■ WHAT YOU SHOULD DO ■
Copy each line in the data that includes the word "JSON".

■ Dataset entries ■
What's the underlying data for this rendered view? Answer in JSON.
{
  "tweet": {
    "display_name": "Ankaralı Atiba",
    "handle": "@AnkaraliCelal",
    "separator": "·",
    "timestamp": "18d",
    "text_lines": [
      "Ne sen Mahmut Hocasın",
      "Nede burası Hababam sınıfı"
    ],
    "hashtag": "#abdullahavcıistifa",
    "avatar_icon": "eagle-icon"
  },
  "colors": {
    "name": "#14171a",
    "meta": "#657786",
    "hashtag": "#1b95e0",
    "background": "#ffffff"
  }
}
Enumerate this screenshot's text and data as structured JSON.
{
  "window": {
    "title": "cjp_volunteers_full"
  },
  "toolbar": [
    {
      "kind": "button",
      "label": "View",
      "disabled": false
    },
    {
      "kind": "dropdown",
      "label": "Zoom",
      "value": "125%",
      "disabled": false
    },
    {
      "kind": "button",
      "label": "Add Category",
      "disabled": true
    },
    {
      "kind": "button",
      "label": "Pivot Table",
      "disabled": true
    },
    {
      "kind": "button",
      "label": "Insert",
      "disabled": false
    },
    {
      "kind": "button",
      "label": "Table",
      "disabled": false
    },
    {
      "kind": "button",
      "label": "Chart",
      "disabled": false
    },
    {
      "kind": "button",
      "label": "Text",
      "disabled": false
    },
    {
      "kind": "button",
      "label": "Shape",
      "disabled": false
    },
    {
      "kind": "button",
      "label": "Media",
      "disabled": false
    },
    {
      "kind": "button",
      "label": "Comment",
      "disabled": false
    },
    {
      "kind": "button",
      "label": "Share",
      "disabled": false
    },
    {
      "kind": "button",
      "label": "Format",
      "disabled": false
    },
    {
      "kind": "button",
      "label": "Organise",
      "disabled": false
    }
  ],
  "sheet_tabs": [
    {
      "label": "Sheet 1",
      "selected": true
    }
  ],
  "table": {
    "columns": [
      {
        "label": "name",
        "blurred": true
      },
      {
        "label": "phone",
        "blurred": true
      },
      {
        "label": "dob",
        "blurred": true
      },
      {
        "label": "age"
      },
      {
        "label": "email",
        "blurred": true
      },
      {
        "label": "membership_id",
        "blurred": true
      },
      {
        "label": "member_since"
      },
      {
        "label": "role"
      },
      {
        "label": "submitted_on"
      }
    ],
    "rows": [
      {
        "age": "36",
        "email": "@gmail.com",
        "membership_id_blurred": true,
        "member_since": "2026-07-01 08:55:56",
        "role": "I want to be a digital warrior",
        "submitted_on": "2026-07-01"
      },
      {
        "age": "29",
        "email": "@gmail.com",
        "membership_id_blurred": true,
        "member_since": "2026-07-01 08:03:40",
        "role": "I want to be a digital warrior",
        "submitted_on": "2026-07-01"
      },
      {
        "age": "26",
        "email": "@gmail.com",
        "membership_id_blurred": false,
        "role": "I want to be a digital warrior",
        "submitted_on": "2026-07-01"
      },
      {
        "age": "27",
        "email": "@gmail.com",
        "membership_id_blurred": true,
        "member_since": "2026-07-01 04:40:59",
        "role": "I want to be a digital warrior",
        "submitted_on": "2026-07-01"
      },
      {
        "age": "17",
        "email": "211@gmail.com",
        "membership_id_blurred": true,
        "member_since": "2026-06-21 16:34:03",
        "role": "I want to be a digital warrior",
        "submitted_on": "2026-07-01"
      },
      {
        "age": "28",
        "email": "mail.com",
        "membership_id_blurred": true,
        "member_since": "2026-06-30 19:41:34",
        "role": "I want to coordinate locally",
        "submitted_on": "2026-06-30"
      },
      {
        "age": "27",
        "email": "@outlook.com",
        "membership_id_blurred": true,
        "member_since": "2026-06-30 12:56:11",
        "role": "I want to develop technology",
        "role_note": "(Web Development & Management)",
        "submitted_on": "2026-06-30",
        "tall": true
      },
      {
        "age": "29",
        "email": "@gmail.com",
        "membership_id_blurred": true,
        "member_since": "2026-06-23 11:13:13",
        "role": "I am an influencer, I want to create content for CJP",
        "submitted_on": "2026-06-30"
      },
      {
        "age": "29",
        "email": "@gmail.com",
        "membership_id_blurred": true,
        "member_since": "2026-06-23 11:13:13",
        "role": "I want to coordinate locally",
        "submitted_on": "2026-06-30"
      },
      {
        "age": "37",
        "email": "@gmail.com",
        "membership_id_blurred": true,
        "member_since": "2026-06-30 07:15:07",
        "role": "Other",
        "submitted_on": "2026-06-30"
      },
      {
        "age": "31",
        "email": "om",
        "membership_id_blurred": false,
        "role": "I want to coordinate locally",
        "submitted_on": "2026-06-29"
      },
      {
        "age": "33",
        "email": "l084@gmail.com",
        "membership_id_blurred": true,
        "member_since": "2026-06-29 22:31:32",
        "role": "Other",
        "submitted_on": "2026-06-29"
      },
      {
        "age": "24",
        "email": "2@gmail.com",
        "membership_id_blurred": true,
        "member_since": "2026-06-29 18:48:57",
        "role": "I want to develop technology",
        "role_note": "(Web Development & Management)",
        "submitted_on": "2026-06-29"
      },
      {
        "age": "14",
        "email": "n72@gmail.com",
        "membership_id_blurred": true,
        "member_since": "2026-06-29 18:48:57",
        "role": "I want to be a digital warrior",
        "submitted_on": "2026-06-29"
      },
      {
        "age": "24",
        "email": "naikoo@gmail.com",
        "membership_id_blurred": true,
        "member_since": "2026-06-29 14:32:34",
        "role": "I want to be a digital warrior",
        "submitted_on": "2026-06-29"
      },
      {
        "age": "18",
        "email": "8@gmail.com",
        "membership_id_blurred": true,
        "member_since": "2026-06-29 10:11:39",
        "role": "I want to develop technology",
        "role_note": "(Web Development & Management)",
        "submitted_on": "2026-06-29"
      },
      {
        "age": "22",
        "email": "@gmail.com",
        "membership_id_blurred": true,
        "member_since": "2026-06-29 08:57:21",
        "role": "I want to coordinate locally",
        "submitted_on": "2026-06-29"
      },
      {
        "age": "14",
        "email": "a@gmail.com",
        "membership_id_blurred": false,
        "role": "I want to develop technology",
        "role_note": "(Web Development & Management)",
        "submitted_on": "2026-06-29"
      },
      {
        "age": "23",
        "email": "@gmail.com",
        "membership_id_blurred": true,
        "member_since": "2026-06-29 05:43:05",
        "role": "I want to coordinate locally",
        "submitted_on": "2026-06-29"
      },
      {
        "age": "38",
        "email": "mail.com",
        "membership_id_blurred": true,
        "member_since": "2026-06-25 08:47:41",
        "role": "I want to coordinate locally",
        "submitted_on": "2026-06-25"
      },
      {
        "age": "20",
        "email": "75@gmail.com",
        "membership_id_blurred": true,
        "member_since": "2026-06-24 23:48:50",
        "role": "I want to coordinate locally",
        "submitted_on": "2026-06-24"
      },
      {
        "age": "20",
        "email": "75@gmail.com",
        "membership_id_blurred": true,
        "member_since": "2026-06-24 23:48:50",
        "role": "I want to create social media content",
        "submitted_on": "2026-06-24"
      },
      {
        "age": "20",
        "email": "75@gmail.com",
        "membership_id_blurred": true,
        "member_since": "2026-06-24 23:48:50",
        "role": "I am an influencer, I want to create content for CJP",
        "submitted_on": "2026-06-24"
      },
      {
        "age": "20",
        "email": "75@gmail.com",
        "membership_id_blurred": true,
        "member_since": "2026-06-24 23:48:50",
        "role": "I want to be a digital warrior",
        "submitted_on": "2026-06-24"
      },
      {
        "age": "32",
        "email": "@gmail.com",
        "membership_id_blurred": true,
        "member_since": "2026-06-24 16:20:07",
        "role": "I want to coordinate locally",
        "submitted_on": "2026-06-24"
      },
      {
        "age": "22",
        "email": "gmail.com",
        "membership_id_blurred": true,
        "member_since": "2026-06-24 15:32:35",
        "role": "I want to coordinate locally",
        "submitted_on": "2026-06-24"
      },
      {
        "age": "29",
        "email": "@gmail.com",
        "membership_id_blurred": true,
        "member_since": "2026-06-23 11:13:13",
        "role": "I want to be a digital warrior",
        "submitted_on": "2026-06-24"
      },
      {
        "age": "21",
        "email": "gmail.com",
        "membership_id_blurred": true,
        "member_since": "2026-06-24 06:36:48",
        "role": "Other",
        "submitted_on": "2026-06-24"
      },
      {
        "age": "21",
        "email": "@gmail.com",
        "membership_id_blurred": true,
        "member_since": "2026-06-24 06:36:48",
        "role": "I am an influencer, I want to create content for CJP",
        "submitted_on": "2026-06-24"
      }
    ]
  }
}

■ EXPECTED OUTPUT ■
What's the underlying data for this rendered view? Answer in JSON.
Enumerate this screenshot's text and data as structured JSON.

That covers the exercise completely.